(Stored data)
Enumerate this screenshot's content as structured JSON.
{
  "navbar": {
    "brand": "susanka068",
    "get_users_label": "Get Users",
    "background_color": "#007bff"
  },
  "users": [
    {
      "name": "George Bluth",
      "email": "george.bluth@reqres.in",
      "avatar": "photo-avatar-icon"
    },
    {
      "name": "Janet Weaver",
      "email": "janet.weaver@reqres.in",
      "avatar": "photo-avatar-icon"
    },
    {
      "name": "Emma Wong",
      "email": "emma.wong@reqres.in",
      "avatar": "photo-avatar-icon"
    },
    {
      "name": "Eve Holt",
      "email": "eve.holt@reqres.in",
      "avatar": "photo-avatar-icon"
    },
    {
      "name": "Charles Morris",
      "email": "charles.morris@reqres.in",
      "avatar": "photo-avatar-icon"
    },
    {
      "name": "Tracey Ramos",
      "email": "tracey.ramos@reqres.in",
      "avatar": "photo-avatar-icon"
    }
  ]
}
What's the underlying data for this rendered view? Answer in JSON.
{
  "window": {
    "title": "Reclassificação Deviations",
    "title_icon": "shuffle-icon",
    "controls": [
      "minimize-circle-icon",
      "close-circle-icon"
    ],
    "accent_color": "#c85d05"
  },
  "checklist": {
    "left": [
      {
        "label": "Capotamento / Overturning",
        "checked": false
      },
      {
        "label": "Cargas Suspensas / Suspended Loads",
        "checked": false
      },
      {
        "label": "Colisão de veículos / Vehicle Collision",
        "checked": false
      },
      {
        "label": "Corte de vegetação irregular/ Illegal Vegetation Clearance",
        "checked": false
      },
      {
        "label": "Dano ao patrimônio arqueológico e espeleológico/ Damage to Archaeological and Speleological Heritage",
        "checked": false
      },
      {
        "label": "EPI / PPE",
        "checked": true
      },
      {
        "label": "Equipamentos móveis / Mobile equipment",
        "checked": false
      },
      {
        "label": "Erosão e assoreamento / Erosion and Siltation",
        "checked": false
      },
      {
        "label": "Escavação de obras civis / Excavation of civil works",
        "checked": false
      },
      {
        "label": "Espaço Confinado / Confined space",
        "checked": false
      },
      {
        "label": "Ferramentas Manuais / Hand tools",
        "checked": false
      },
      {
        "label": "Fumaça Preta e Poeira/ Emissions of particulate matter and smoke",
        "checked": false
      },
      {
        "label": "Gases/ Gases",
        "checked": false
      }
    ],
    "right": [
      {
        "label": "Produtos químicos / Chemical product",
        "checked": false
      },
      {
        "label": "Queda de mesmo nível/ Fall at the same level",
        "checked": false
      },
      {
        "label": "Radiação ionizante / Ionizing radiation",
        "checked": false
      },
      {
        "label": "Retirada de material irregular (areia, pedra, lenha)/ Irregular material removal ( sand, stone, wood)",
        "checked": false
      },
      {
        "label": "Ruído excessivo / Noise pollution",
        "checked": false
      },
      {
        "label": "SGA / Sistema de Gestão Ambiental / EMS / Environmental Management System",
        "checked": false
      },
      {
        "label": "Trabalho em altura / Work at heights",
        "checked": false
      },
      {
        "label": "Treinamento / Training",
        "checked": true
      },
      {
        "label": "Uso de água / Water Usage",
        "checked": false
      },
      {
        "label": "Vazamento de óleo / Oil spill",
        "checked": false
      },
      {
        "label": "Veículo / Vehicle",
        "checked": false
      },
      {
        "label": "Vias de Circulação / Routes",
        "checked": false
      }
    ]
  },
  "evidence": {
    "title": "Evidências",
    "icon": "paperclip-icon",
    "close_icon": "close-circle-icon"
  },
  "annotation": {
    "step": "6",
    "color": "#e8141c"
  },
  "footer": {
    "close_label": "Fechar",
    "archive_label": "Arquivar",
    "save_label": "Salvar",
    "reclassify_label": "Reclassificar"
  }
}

## THE EXERCISE
Repeat the data precisely, line by line.

## RESPONSE FOR THIS EXERCISE
Enumerate this screenshot's content as structured JSON.
{
  "navbar": {
    "brand": "susanka068",
    "get_users_label": "Get Users",
    "background_color": "#007bff"
  },
  "users": [
    {
      "name": "George Bluth",
      "email": "george.bluth@reqres.in",
      "avatar": "photo-avatar-icon"
    },
    {
      "name": "Janet Weaver",
      "email": "janet.weaver@reqres.in",
      "avatar": "photo-avatar-icon"
    },
    {
      "name": "Emma Wong",
      "email": "emma.wong@reqres.in",
      "avatar": "photo-avatar-icon"
    },
    {
      "name": "Eve Holt",
      "email": "eve.holt@reqres.in",
      "avatar": "photo-avatar-icon"
    },
    {
      "name": "Charles Morris",
      "email": "charles.morris@reqres.in",
      "avatar": "photo-avatar-icon"
    },
    {
      "name": "Tracey Ramos",
      "email": "tracey.ramos@reqres.in",
      "avatar": "photo-avatar-icon"
    }
  ]
}
What's the underlying data for this rendered view? Answer in JSON.
{
  "window": {
    "title": "Reclassificação Deviations",
    "title_icon": "shuffle-icon",
    "controls": [
      "minimize-circle-icon",
      "close-circle-icon"
    ],
    "accent_color": "#c85d05"
  },
  "checklist": {
    "left": [
      {
        "label": "Capotamento / Overturning",
        "checked": false
      },
      {
        "label": "Cargas Suspensas / Suspended Loads",
        "checked": false
      },
      {
        "label": "Colisão de veículos / Vehicle Collision",
        "checked": false
      },
      {
        "label": "Corte de vegetação irregular/ Illegal Vegetation Clearance",
        "checked": false
      },
      {
        "label": "Dano ao patrimônio arqueológico e espeleológico/ Damage to Archaeological and Speleological Heritage",
        "checked": false
      },
      {
        "label": "EPI / PPE",
        "checked": true
      },
      {
        "label": "Equipamentos móveis / Mobile equipment",
        "checked": false
      },
      {
        "label": "Erosão e assoreamento / Erosion and Siltation",
        "checked": false
      },
      {
        "label": "Escavação de obras civis / Excavation of civil works",
        "checked": false
      },
      {
        "label": "Espaço Confinado / Confined space",
        "checked": false
      },
      {
        "label": "Ferramentas Manuais / Hand tools",
        "checked": false
      },
      {
        "label": "Fumaça Preta e Poeira/ Emissions of particulate matter and smoke",
        "checked": false
      },
      {
        "label": "Gases/ Gases",
        "checked": false
      }
    ],
    "right": [
      {
        "label": "Produtos químicos / Chemical product",
        "checked": false
      },
      {
        "label": "Queda de mesmo nível/ Fall at the same level",
        "checked": false
      },
      {
        "label": "Radiação ionizante / Ionizing radiation",
        "checked": false
      },
      {
        "label": "Retirada de material irregular (areia, pedra, lenha)/ Irregular material removal ( sand, stone, wood)",
        "checked": false
      },
      {
        "label": "Ruído excessivo / Noise pollution",
        "checked": false
      },
      {
        "label": "SGA / Sistema de Gestão Ambiental / EMS / Environmental Management System",
        "checked": false
      },
      {
        "label": "Trabalho em altura / Work at heights",
        "checked": false
      },
      {
        "label": "Treinamento / Training",
        "checked": true
      },
      {
        "label": "Uso de água / Water Usage",
        "checked": false
      },
      {
        "label": "Vazamento de óleo / Oil spill",
        "checked": false
      },
      {
        "label": "Veículo / Vehicle",
        "checked": false
      },
      {
        "label": "Vias de Circulação / Routes",
        "checked": false
      }
    ]
  },
  "evidence": {
    "title": "Evidências",
    "icon": "paperclip-icon",
    "close_icon": "close-circle-icon"
  },
  "annotation": {
    "step": "6",
    "color": "#e8141c"
  },
  "footer": {
    "close_label": "Fechar",
    "archive_label": "Arquivar",
    "save_label": "Salvar",
    "reclassify_label": "Reclassificar"
  }
}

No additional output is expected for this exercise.